▶ [EXERCISE REQUIREMENTS] Below is a listing; reproduce each line of it exactly.

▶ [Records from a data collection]
* start *

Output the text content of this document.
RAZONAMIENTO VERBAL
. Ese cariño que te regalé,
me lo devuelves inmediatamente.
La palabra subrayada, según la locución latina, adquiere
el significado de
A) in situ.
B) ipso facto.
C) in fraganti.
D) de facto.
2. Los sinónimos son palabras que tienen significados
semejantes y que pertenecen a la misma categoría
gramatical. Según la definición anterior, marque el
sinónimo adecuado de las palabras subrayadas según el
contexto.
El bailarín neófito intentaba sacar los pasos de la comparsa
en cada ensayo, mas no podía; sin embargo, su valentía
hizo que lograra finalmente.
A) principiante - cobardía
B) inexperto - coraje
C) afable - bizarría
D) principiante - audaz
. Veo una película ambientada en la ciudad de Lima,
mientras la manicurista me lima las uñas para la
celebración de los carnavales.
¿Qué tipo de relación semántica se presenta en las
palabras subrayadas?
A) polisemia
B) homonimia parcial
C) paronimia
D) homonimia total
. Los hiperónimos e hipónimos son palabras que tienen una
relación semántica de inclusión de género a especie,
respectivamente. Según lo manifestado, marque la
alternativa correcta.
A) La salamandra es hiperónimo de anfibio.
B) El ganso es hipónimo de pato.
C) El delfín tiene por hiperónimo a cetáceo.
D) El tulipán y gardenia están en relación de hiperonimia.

* end *

▶ [WRITTEN RESPONSE]
Output the text content of this document.
RAZONAMIENTO VERBAL
. Ese cariño que te regalé,
me lo devuelves inmediatamente.
La palabra subrayada, según la locución latina, adquiere
el significado de
A) in situ.
B) ipso facto.
C) in fraganti.
D) de facto.
2. Los sinónimos son palabras que tienen significados
semejantes y que pertenecen a la misma categoría
gramatical. Según la definición anterior, marque el
sinónimo adecuado de las palabras subrayadas según el
contexto.
El bailarín neófito intentaba sacar los pasos de la comparsa
en cada ensayo, mas no podía; sin embargo, su valentía
hizo que lograra finalmente.
A) principiante - cobardía
B) inexperto - coraje
C) afable - bizarría
D) principiante - audaz
. Veo una película ambientada en la ciudad de Lima,
mientras la manicurista me lima las uñas para la
celebración de los carnavales.
¿Qué tipo de relación semántica se presenta en las
palabras subrayadas?
A) polisemia
B) homonimia parcial
C) paronimia
D) homonimia total
. Los hiperónimos e hipónimos son palabras que tienen una
relación semántica de inclusión de género a especie,
respectivamente. Según lo manifestado, marque la
alternativa correcta.
A) La salamandra es hiperónimo de anfibio.
B) El ganso es hipónimo de pato.
C) El delfín tiene por hiperónimo a cetáceo.
D) El tulipán y gardenia están en relación de hiperonimia.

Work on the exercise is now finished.